# [Image element box records]
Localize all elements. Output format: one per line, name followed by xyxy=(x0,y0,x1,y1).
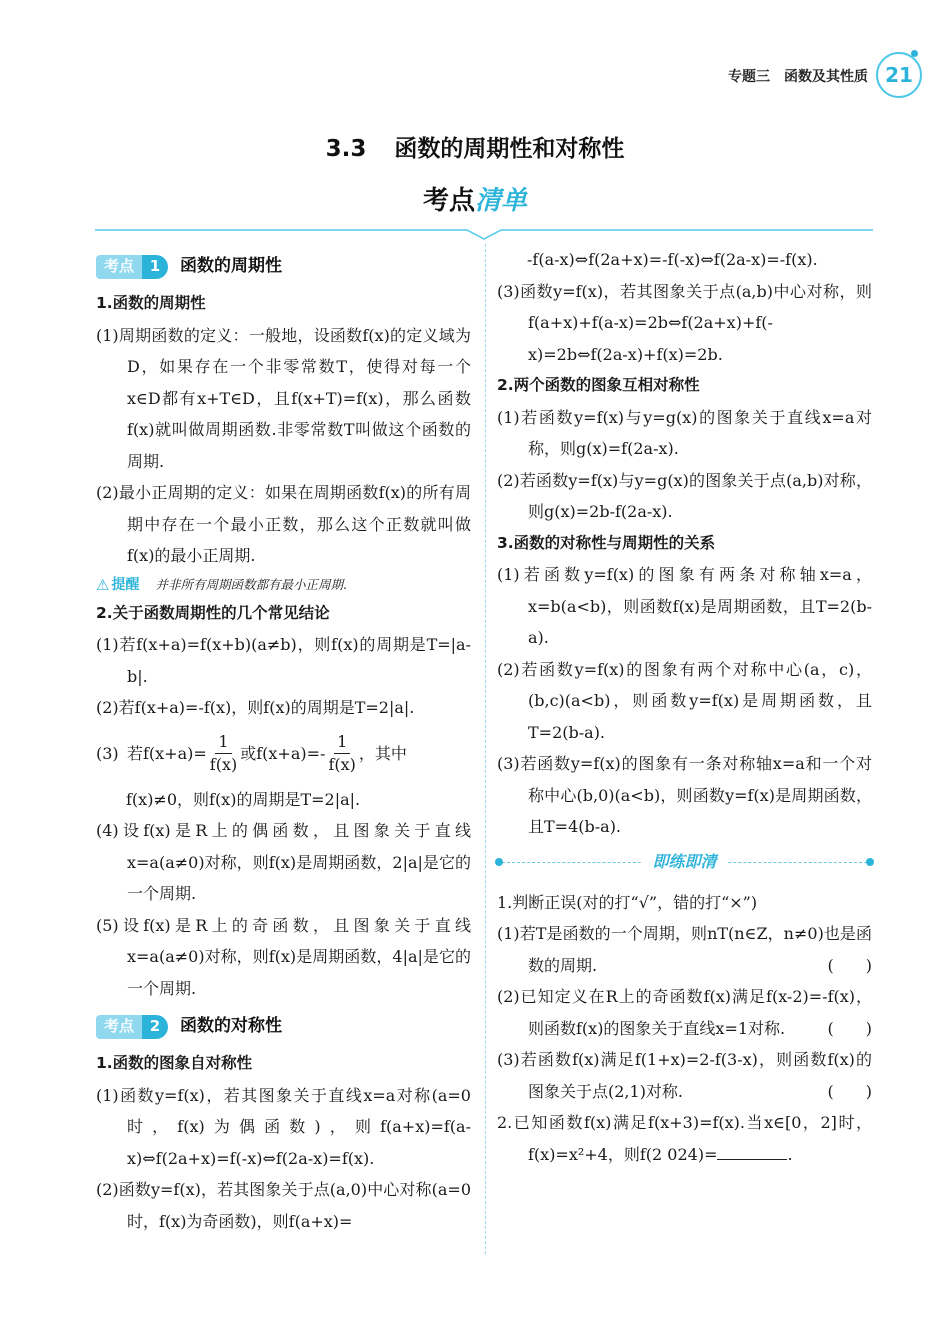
section-title xyxy=(0,130,950,163)
exercise-text: (2)已知定义在R上的奇函数f(x)满足f(x-2)=-f(x)，则函数f(x)的图象关于直线x=1对称. xyxy=(497,987,872,1038)
kaodian-1-heading xyxy=(96,250,471,284)
exercise-item xyxy=(497,1044,872,1107)
column-divider xyxy=(485,244,486,1254)
banner-underline xyxy=(95,228,873,240)
kaodian-number: 2 xyxy=(142,1015,168,1039)
exercise-text: 2.已知函数f(x)满足f(x+3)=f(x).当x∈[0，2]时，f(x)=x²+4，则f(2 024)= xyxy=(497,1113,872,1164)
running-header xyxy=(728,60,913,92)
dot-icon xyxy=(866,858,874,866)
tip-label: 提醒 xyxy=(111,576,140,593)
paragraph: f(x)≠0，则f(x)的周期是T=2|a|. xyxy=(126,789,361,809)
page-dot-icon xyxy=(911,50,918,57)
fraction xyxy=(210,731,237,776)
paragraph: (2)函数y=f(x)，若其图象关于点(a,0)中心对称(a=0时，f(x)为奇函数)，则f(a+x)= xyxy=(96,1180,471,1231)
exercise-item xyxy=(497,981,872,1044)
kaodian-tag: 考点 xyxy=(96,1015,142,1039)
tip-text: 并非所有周期函数都有最小正周期. xyxy=(155,576,347,592)
answer-parentheses: ( ) xyxy=(827,1081,872,1101)
paragraph: (1)函数y=f(x)，若其图象关于直线x=a对称(a=0时，f(x)为偶函数)，则f(a+x)=f(a-x)⇔f(2a+x)=f(-x)⇔f(2a-x)=f(x). xyxy=(96,1085,471,1168)
paragraph: (2)最小正周期的定义：如果在周期函数f(x)的所有周期中存在一个最小正数，那么这个正数就叫做f(x)的最小正周期. xyxy=(96,483,471,565)
subheading: 3.函数的对称性与周期性的关系 xyxy=(497,533,716,552)
paragraph: (3)函数y=f(x)，若其图象关于点(a,b)中心对称，则f(a+x)+f(a-x)=2b⇔f(2a+x)+f(-x)=2b⇔f(2a-x)+f(x)=2b. xyxy=(497,281,872,364)
subheading: 1.函数的图象自对称性 xyxy=(96,1054,253,1072)
numerator: 1 xyxy=(334,731,350,754)
answer-blank xyxy=(717,1140,787,1160)
formula-text: 若f(x+a)= xyxy=(127,743,207,763)
kaodian-banner xyxy=(0,180,950,217)
section-title-text: 函数的周期性和对称性 xyxy=(394,136,625,162)
fraction xyxy=(328,731,355,776)
numerator: 1 xyxy=(215,731,231,754)
practice-heading xyxy=(497,847,872,877)
item-number: (3) xyxy=(96,743,119,763)
denominator: f(x) xyxy=(209,755,238,774)
kaodian-2-heading xyxy=(96,1010,471,1044)
exercise-text: (1)若T是函数的一个周期，则nT(n∈Z，n≠0)也是函数的周期. xyxy=(497,924,872,975)
answer-parentheses: ( ) xyxy=(827,955,872,975)
paragraph: (4)设f(x)是R上的偶函数，且图象关于直线x=a(a≠0)对称，则f(x)是周期函数，2|a|是它的一个周期. xyxy=(96,821,471,903)
section-number: 3.3 xyxy=(325,136,367,162)
paragraph: (2)若函数y=f(x)与y=g(x)的图象关于点(a,b)对称，则g(x)=2b-f(2a-x). xyxy=(497,470,872,521)
practice-title: 即练即清 xyxy=(642,846,726,878)
kaodian-title: 函数的周期性 xyxy=(180,256,283,277)
header-topic: 专题三 xyxy=(728,69,770,85)
answer-parentheses: ( ) xyxy=(827,1018,872,1038)
paragraph: (3)若函数y=f(x)的图象有一条对称轴x=a和一个对称中心(b,0)(a<b)，则函数y=f(x)是周期函数，且T=4(b-a). xyxy=(497,754,872,836)
subheading: 1.函数的周期性 xyxy=(96,294,206,312)
subheading: 2.两个函数的图象互相对称性 xyxy=(497,376,700,394)
paragraph: (1)周期函数的定义：一般地，设函数f(x)的定义域为D，如果存在一个非零常数T，使得对每一个x∈D都有x+T∈D，且f(x+T)=f(x)，那么函数f(x)就叫做周期函数.非零常数T叫做这个函数的周期. xyxy=(96,325,471,471)
tip-note xyxy=(96,572,471,598)
formula-text: 或f(x+a)=- xyxy=(240,743,326,763)
kaodian-number: 1 xyxy=(142,255,168,279)
subheading: 2.关于函数周期性的几个常见结论 xyxy=(96,603,330,622)
paragraph: (2)若f(x+a)=-f(x)，则f(x)的周期是T=2|a|. xyxy=(96,698,415,717)
warning-icon: ⚠ xyxy=(96,575,110,594)
paragraph: (1)若f(x+a)=f(x+b)(a≠b)，则f(x)的周期是T=|a-b|. xyxy=(96,635,471,686)
exercise-end: . xyxy=(787,1144,793,1164)
paragraph: (2)若函数y=f(x)的图象有两个对称中心(a，c)，(b,c)(a<b)，则函数y=f(x)是周期函数，且T=2(b-a). xyxy=(497,659,872,742)
paragraph: (5)设f(x)是R上的奇函数，且图象关于直线x=a(a≠0)对称，则f(x)是周期函数，4|a|是它的一个周期. xyxy=(96,915,471,998)
paragraph: -f(a-x)⇔f(2a+x)=-f(-x)⇔f(2a-x)=-f(x). xyxy=(527,250,818,269)
right-column xyxy=(497,244,872,1170)
header-chapter: 函数及其性质 xyxy=(784,69,868,85)
banner-a: 考点 xyxy=(422,186,475,216)
exercise-1: 1.判断正误(对的打“√”，错的打“×”) xyxy=(497,892,758,912)
paragraph: (1)若函数y=f(x)的图象有两条对称轴x=a，x=b(a<b)，则函数f(x)是周期函数，且T=2(b-a). xyxy=(497,565,872,647)
kaodian-title: 函数的对称性 xyxy=(180,1016,283,1037)
denominator: f(x) xyxy=(328,755,356,774)
page-number: 21 xyxy=(876,52,922,98)
formula-line xyxy=(96,724,471,784)
formula-text: ，其中 xyxy=(358,743,407,763)
exercise-text: (3)若函数f(x)满足f(1+x)=2-f(3-x)，则函数f(x)的图象关于点(2,1)对称. xyxy=(497,1050,872,1101)
dot-icon xyxy=(495,858,503,866)
banner-b: 清单 xyxy=(475,186,528,216)
kaodian-tag: 考点 xyxy=(96,255,142,279)
exercise-2 xyxy=(497,1107,872,1170)
exercise-item xyxy=(497,918,872,981)
paragraph: (1)若函数y=f(x)与y=g(x)的图象关于直线x=a对称，则g(x)=f(2a-x). xyxy=(497,407,872,458)
left-column xyxy=(96,244,471,1237)
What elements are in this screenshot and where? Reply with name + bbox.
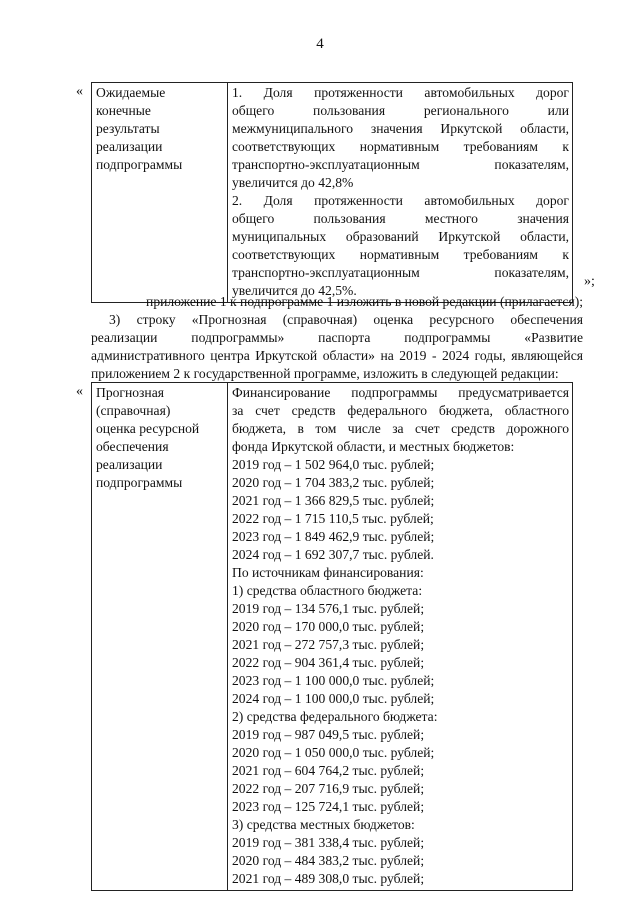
resource-forecast-text-line: 2020 год – 1 704 383,2 тыс. рублей; [232,475,435,490]
resource-forecast-text-line: 2021 год – 489 308,0 тыс. рублей; [232,871,425,886]
expected-results-label-line: конечные [96,103,151,118]
opening-quote-2: « [76,384,83,399]
resource-forecast-text-line: фонда Иркутской области, и местных бюджетов: [232,439,515,454]
resource-forecast-text [232,384,569,888]
expected-results-text-line: общего пользования местного значения [232,211,569,226]
expected-results-text-line: межмуниципального значения Иркутской области, [232,121,569,136]
resource-forecast-text-line: 3) средства местных бюджетов: [232,817,415,832]
resource-forecast-text-line: Финансирование подпрограммы предусматривается [232,385,569,400]
expected-results-text-line: транспортно-эксплуатационным показателям, [232,157,569,172]
resource-forecast-text-line: за счет средств федерального бюджета, областного [232,403,569,418]
expected-results-text-line: 2. Доля протяженности автомобильных дорог [232,193,569,208]
opening-quote: « [76,84,83,99]
resource-forecast-text-line: 2021 год – 1 366 829,5 тыс. рублей; [232,493,435,508]
resource-forecast-text-line: 1) средства областного бюджета: [232,583,423,598]
resource-forecast-text-line: 2020 год – 170 000,0 тыс. рублей; [232,619,425,634]
expected-results-label-line: подпрограммы [96,157,183,172]
expected-results-text-line: увеличится до 42,5%. [232,283,357,298]
expected-results-text-line: транспортно-эксплуатационным показателям, [232,265,569,280]
resource-forecast-text-line: 2019 год – 1 502 964,0 тыс. рублей; [232,457,435,472]
expected-results-label [96,84,224,174]
resource-forecast-text-line: 2020 год – 1 050 000,0 тыс. рублей; [232,745,435,760]
expected-results-value-cell [228,83,573,303]
resource-forecast-text-line: 2019 год – 134 576,1 тыс. рублей; [232,601,425,616]
resource-forecast-label-line: Прогнозная [96,385,164,400]
resource-forecast-text-line: 2021 год – 272 757,3 тыс. рублей; [232,637,425,652]
resource-forecast-text-line: бюджета, в том числе за счет средств дорожного [232,421,569,436]
paragraph-item-3-line: 3) строку «Прогнозная (справочная) оценка ресурсного обеспечения [109,312,583,327]
resource-forecast-label-cell [92,383,228,891]
page-number: 4 [316,36,324,52]
closing-quote: »; [584,274,595,289]
resource-forecast-text-line: 2019 год – 987 049,5 тыс. рублей; [232,727,425,742]
resource-forecast-text-line: 2022 год – 1 715 110,5 тыс. рублей; [232,511,434,526]
resource-forecast-text-line: 2022 год – 904 361,4 тыс. рублей; [232,655,425,670]
resource-forecast-text-line: 2020 год – 484 383,2 тыс. рублей; [232,853,425,868]
resource-forecast-label-line: подпрограммы [96,475,183,490]
resource-forecast-text-line: 2) средства федерального бюджета: [232,709,438,724]
expected-results-text [232,84,569,300]
resource-forecast-label-line: оценка ресурсной [96,421,200,436]
resource-forecast-label-line: реализации [96,457,163,472]
resource-forecast-text-line: 2023 год – 1 849 462,9 тыс. рублей; [232,529,435,544]
paragraph-appendix-1-text: приложение 1 к подпрограмме 1 изложить в новой редакции (прилагается); [146,294,583,309]
expected-results-label-line: результаты [96,121,160,136]
resource-forecast-text-line: По источникам финансирования: [232,565,424,580]
resource-forecast-text-line: 2024 год – 1 692 307,7 тыс. рублей. [232,547,434,562]
expected-results-text-line: общего пользования регионального или [232,103,569,118]
expected-results-label-cell [92,83,228,303]
resource-forecast-text-line: 2023 год – 125 724,1 тыс. рублей; [232,799,425,814]
resource-forecast-value-cell [228,383,573,891]
paragraph-item-3-line: административного центра Иркутской области» на 2019 - 2024 годы, являющейся [91,348,583,363]
expected-results-text-line: соответствующих нормативным требованиям к [232,247,569,262]
expected-results-table [91,82,573,303]
expected-results-text-line: соответствующих нормативным требованиям к [232,139,569,154]
resource-forecast-text-line: 2021 год – 604 764,2 тыс. рублей; [232,763,425,778]
expected-results-label-line: Ожидаемые [96,85,166,100]
paragraph-item-3-line: реализации подпрограммы» паспорта подпрограммы «Развитие [91,330,583,345]
resource-forecast-label [96,384,224,492]
resource-forecast-text-line: 2022 год – 207 716,9 тыс. рублей; [232,781,425,796]
resource-forecast-text-line: 2019 год – 381 338,4 тыс. рублей; [232,835,425,850]
resource-forecast-label-line: обеспечения [96,439,169,454]
expected-results-text-line: увеличится до 42,8% [232,175,354,190]
resource-forecast-text-line: 2024 год – 1 100 000,0 тыс. рублей; [232,691,435,706]
resource-forecast-table [91,382,573,891]
paragraph-appendix-1 [91,293,583,311]
expected-results-text-line: 1. Доля протяженности автомобильных дорог [232,85,569,100]
expected-results-text-line: муниципальных образований Иркутской области, [232,229,569,244]
paragraph-item-3 [91,311,583,383]
resource-forecast-label-line: (справочная) [96,403,171,418]
expected-results-label-line: реализации [96,139,163,154]
paragraph-item-3-line: приложением 2 к государственной программе, изложить в следующей редакции: [91,366,559,381]
resource-forecast-text-line: 2023 год – 1 100 000,0 тыс. рублей; [232,673,435,688]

# [Short exercise]
Reproduce the stretch of lines from the one that contains "resource-forecast-text-line: 2020 год – 1 704" through the one that contains "paragraph-item-3-line: 3) строку", both included.

# [Solution]
resource-forecast-text-line: 2020 год – 1 704 383,2 тыс. рублей; [232,475,435,490]
resource-forecast-text-line: 2021 год – 489 308,0 тыс. рублей; [232,871,425,886]
expected-results-label-line: конечные [96,103,151,118]
opening-quote-2: « [76,384,83,399]
resource-forecast-text-line: фонда Иркутской области, и местных бюджетов: [232,439,515,454]
resource-forecast-text [232,384,569,888]
expected-results-text-line: общего пользования местного значения [232,211,569,226]
expected-results-text-line: межмуниципального значения Иркутской области, [232,121,569,136]
resource-forecast-text-line: 3) средства местных бюджетов: [232,817,415,832]
resource-forecast-text-line: Финансирование подпрограммы предусматривается [232,385,569,400]
expected-results-text-line: транспортно-эксплуатационным показателям, [232,157,569,172]
resource-forecast-text-line: за счет средств федерального бюджета, областного [232,403,569,418]
expected-results-text-line: 2. Доля протяженности автомобильных дорог [232,193,569,208]
opening-quote: « [76,84,83,99]
resource-forecast-text-line: 2021 год – 1 366 829,5 тыс. рублей; [232,493,435,508]
resource-forecast-text-line: 1) средства областного бюджета: [232,583,423,598]
resource-forecast-text-line: 2020 год – 170 000,0 тыс. рублей; [232,619,425,634]
expected-results-label-line: подпрограммы [96,157,183,172]
expected-results-text-line: увеличится до 42,5%. [232,283,357,298]
expected-results-text-line: транспортно-эксплуатационным показателям, [232,265,569,280]
resource-forecast-text-line: 2019 год – 1 502 964,0 тыс. рублей; [232,457,435,472]
expected-results-label [96,84,224,174]
resource-forecast-text-line: 2020 год – 1 050 000,0 тыс. рублей; [232,745,435,760]
expected-results-value-cell [228,83,573,303]
resource-forecast-text-line: 2019 год – 134 576,1 тыс. рублей; [232,601,425,616]
resource-forecast-label-line: Прогнозная [96,385,164,400]
resource-forecast-text-line: 2021 год – 272 757,3 тыс. рублей; [232,637,425,652]
resource-forecast-text-line: бюджета, в том числе за счет средств дорожного [232,421,569,436]
paragraph-item-3-line: 3) строку «Прогнозная (справочная) оценка ресурсного обеспечения [109,312,583,327]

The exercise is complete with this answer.